TASK DETAILS – Using the data below, copy each line that includes the word "JavaScript".

▼▼▼

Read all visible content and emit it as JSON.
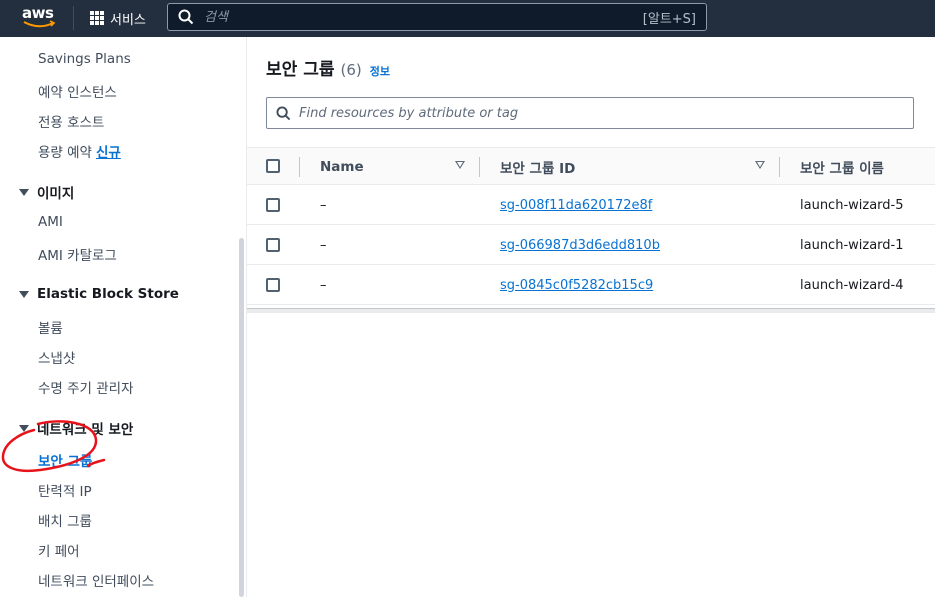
{
  "topbar": {
    "logo_text": "aws",
    "services_label": "서비스",
    "search_placeholder": "검색",
    "search_shortcut": "[알트+S]"
  },
  "sidebar": {
    "items_top": [
      {
        "label": "Savings Plans"
      },
      {
        "label": "예약 인스턴스"
      },
      {
        "label": "전용 호스트"
      },
      {
        "label": "용량 예약",
        "badge": "신규"
      }
    ],
    "sections": [
      {
        "title": "이미지",
        "items": [
          "AMI",
          "AMI 카탈로그"
        ]
      },
      {
        "title": "Elastic Block Store",
        "items": [
          "볼륨",
          "스냅샷",
          "수명 주기 관리자"
        ]
      },
      {
        "title": "네트워크 및 보안",
        "items": [
          "보안 그룹",
          "탄력적 IP",
          "배치 그룹",
          "키 페어",
          "네트워크 인터페이스"
        ]
      }
    ],
    "active_item": "보안 그룹"
  },
  "main": {
    "title": "보안 그룹",
    "count": "(6)",
    "info_link": "정보",
    "filter_placeholder": "Find resources by attribute or tag",
    "columns": [
      "Name",
      "보안 그룹 ID",
      "보안 그룹 이름"
    ],
    "rows": [
      {
        "name": "–",
        "id": "sg-008f11da620172e8f",
        "group_name": "launch-wizard-5"
      },
      {
        "name": "–",
        "id": "sg-066987d3d6edd810b",
        "group_name": "launch-wizard-1"
      },
      {
        "name": "–",
        "id": "sg-0845c0f5282cb15c9",
        "group_name": "launch-wizard-4"
      }
    ]
  },
  "colors": {
    "topbar_bg": "#232f3e",
    "link": "#0972d3",
    "annotation": "#e8121a"
  }
}
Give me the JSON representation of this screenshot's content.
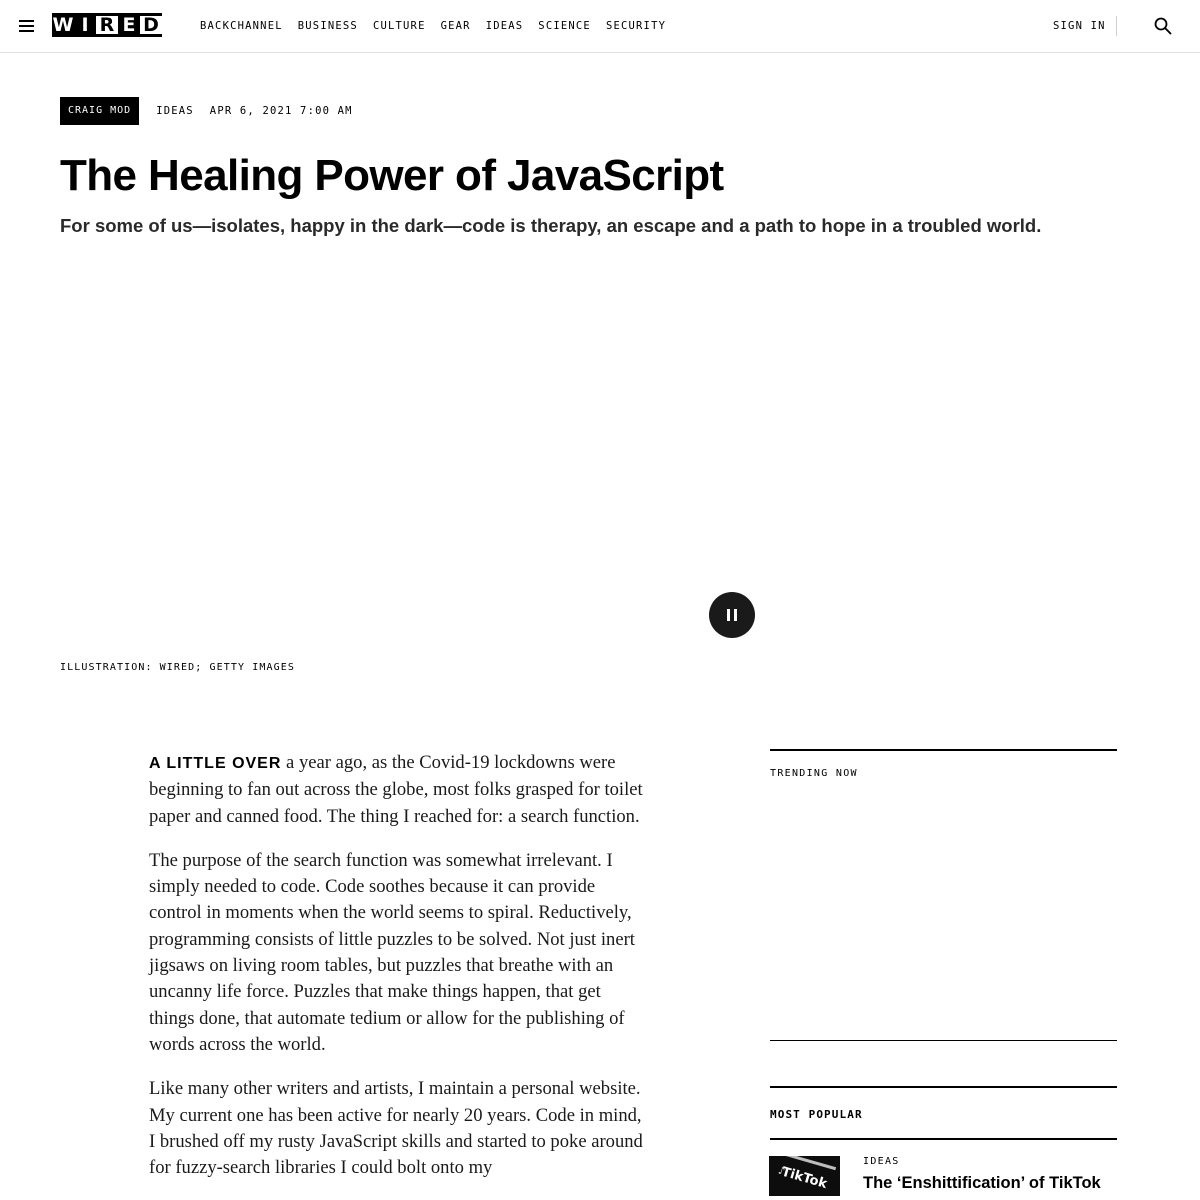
{
  "header": {
    "logo_letters": [
      "W",
      "I",
      "R",
      "E",
      "D"
    ],
    "nav": [
      "BACKCHANNEL",
      "BUSINESS",
      "CULTURE",
      "GEAR",
      "IDEAS",
      "SCIENCE",
      "SECURITY"
    ],
    "sign_in": "SIGN IN",
    "icons": {
      "menu": "hamburger-menu-icon",
      "search": "search-icon"
    }
  },
  "article": {
    "byline": "CRAIG MOD",
    "rubric": "IDEAS",
    "date": "APR 6, 2021 7:00 AM",
    "title": "The Healing Power of JavaScript",
    "dek": "For some of us—isolates, happy in the dark—code is therapy, an escape and a path to hope in a troubled world.",
    "media_control": "pause-icon",
    "caption": "ILLUSTRATION: WIRED; GETTY IMAGES",
    "lead_in": "A LITTLE OVER",
    "paragraphs": [
      " a year ago, as the Covid-19 lockdowns were beginning to fan out across the globe, most folks grasped for toilet paper and canned food. The thing I reached for: a search function.",
      "The purpose of the search function was somewhat irrelevant. I simply needed to code. Code soothes because it can provide control in moments when the world seems to spiral. Reductively, programming consists of little puzzles to be solved. Not just inert jigsaws on living room tables, but puzzles that breathe with an uncanny life force. Puzzles that make things happen, that get things done, that automate tedium or allow for the publishing of words across the world.",
      "Like many other writers and artists, I maintain a personal website. My current one has been active for nearly 20 years. Code in mind, I brushed off my rusty JavaScript skills and started to poke around for fuzzy-search libraries I could bolt onto my"
    ]
  },
  "sidebar": {
    "trending_label": "TRENDING NOW",
    "popular_label": "MOST POPULAR",
    "popular_items": [
      {
        "rubric": "IDEAS",
        "title": "The ‘Enshittification’ of TikTok",
        "thumb_text": "TikTok"
      }
    ]
  }
}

▲▲▲

THE RESPONSE –
    "title": "The Healing Power of JavaScript",
      "Like many other writers and artists, I maintain a personal website. My current one has been active for nearly 20 years. Code in mind, I brushed off my rusty JavaScript skills and started to poke around for fuzzy-search libraries I could bolt onto my"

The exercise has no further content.